• **Task details**:
Reproduce the records below exactly as given.

======== Listed records ========

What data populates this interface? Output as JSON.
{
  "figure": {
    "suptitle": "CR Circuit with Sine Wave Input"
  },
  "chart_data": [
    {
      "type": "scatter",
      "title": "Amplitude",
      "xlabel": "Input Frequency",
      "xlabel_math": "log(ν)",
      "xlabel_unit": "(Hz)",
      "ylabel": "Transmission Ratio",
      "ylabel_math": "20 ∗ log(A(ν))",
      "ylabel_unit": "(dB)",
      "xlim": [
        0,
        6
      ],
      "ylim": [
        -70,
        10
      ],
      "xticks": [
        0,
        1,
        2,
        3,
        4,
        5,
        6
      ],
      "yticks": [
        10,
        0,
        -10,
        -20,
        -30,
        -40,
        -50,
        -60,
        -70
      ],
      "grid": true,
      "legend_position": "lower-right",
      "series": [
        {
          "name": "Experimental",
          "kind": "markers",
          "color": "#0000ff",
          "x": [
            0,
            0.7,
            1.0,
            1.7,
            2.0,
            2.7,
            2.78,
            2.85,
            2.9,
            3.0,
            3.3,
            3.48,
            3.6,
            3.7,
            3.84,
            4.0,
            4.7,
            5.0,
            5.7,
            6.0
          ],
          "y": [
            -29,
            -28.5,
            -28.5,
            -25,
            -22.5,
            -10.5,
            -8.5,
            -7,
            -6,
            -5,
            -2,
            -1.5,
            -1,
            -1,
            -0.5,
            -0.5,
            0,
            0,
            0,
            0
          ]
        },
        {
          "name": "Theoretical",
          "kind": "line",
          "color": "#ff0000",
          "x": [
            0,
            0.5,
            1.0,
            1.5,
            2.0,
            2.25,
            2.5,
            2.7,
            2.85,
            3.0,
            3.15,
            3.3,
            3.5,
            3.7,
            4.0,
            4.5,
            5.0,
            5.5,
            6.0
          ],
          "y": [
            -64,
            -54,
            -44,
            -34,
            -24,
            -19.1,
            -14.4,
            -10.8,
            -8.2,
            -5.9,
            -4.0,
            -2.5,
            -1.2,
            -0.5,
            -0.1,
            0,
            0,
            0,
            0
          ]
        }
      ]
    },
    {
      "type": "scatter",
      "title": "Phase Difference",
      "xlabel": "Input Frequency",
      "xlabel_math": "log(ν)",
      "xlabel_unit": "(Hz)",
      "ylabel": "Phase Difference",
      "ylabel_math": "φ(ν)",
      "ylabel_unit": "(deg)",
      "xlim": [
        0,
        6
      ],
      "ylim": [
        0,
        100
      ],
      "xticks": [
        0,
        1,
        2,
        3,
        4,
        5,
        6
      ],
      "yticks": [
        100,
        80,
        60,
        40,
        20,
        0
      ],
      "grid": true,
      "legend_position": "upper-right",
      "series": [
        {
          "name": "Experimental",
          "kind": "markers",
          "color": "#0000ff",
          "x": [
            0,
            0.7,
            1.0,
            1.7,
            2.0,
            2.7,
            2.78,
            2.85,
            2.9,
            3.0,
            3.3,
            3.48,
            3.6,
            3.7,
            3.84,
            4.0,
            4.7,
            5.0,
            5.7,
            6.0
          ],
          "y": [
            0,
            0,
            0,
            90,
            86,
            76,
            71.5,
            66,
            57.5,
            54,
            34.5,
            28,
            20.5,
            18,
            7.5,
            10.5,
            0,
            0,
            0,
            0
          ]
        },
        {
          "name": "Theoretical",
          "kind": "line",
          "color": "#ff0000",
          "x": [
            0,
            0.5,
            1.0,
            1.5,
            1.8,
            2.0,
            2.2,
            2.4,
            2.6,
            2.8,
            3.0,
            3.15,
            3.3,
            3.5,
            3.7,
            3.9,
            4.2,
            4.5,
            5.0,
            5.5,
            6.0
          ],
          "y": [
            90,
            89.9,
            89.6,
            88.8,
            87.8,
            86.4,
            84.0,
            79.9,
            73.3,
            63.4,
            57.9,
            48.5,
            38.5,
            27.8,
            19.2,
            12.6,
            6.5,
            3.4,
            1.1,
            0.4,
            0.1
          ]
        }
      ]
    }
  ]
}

========

• **Finished task**:
What data populates this interface? Output as JSON.
{
  "figure": {
    "suptitle": "CR Circuit with Sine Wave Input"
  },
  "chart_data": [
    {
      "type": "scatter",
      "title": "Amplitude",
      "xlabel": "Input Frequency",
      "xlabel_math": "log(ν)",
      "xlabel_unit": "(Hz)",
      "ylabel": "Transmission Ratio",
      "ylabel_math": "20 ∗ log(A(ν))",
      "ylabel_unit": "(dB)",
      "xlim": [
        0,
        6
      ],
      "ylim": [
        -70,
        10
      ],
      "xticks": [
        0,
        1,
        2,
        3,
        4,
        5,
        6
      ],
      "yticks": [
        10,
        0,
        -10,
        -20,
        -30,
        -40,
        -50,
        -60,
        -70
      ],
      "grid": true,
      "legend_position": "lower-right",
      "series": [
        {
          "name": "Experimental",
          "kind": "markers",
          "color": "#0000ff",
          "x": [
            0,
            0.7,
            1.0,
            1.7,
            2.0,
            2.7,
            2.78,
            2.85,
            2.9,
            3.0,
            3.3,
            3.48,
            3.6,
            3.7,
            3.84,
            4.0,
            4.7,
            5.0,
            5.7,
            6.0
          ],
          "y": [
            -29,
            -28.5,
            -28.5,
            -25,
            -22.5,
            -10.5,
            -8.5,
            -7,
            -6,
            -5,
            -2,
            -1.5,
            -1,
            -1,
            -0.5,
            -0.5,
            0,
            0,
            0,
            0
          ]
        },
        {
          "name": "Theoretical",
          "kind": "line",
          "color": "#ff0000",
          "x": [
            0,
            0.5,
            1.0,
            1.5,
            2.0,
            2.25,
            2.5,
            2.7,
            2.85,
            3.0,
            3.15,
            3.3,
            3.5,
            3.7,
            4.0,
            4.5,
            5.0,
            5.5,
            6.0
          ],
          "y": [
            -64,
            -54,
            -44,
            -34,
            -24,
            -19.1,
            -14.4,
            -10.8,
            -8.2,
            -5.9,
            -4.0,
            -2.5,
            -1.2,
            -0.5,
            -0.1,
            0,
            0,
            0,
            0
          ]
        }
      ]
    },
    {
      "type": "scatter",
      "title": "Phase Difference",
      "xlabel": "Input Frequency",
      "xlabel_math": "log(ν)",
      "xlabel_unit": "(Hz)",
      "ylabel": "Phase Difference",
      "ylabel_math": "φ(ν)",
      "ylabel_unit": "(deg)",
      "xlim": [
        0,
        6
      ],
      "ylim": [
        0,
        100
      ],
      "xticks": [
        0,
        1,
        2,
        3,
        4,
        5,
        6
      ],
      "yticks": [
        100,
        80,
        60,
        40,
        20,
        0
      ],
      "grid": true,
      "legend_position": "upper-right",
      "series": [
        {
          "name": "Experimental",
          "kind": "markers",
          "color": "#0000ff",
          "x": [
            0,
            0.7,
            1.0,
            1.7,
            2.0,
            2.7,
            2.78,
            2.85,
            2.9,
            3.0,
            3.3,
            3.48,
            3.6,
            3.7,
            3.84,
            4.0,
            4.7,
            5.0,
            5.7,
            6.0
          ],
          "y": [
            0,
            0,
            0,
            90,
            86,
            76,
            71.5,
            66,
            57.5,
            54,
            34.5,
            28,
            20.5,
            18,
            7.5,
            10.5,
            0,
            0,
            0,
            0
          ]
        },
        {
          "name": "Theoretical",
          "kind": "line",
          "color": "#ff0000",
          "x": [
            0,
            0.5,
            1.0,
            1.5,
            1.8,
            2.0,
            2.2,
            2.4,
            2.6,
            2.8,
            3.0,
            3.15,
            3.3,
            3.5,
            3.7,
            3.9,
            4.2,
            4.5,
            5.0,
            5.5,
            6.0
          ],
          "y": [
            90,
            89.9,
            89.6,
            88.8,
            87.8,
            86.4,
            84.0,
            79.9,
            73.3,
            63.4,
            57.9,
            48.5,
            38.5,
            27.8,
            19.2,
            12.6,
            6.5,
            3.4,
            1.1,
            0.4,
            0.1
          ]
        }
      ]
    }
  ]
}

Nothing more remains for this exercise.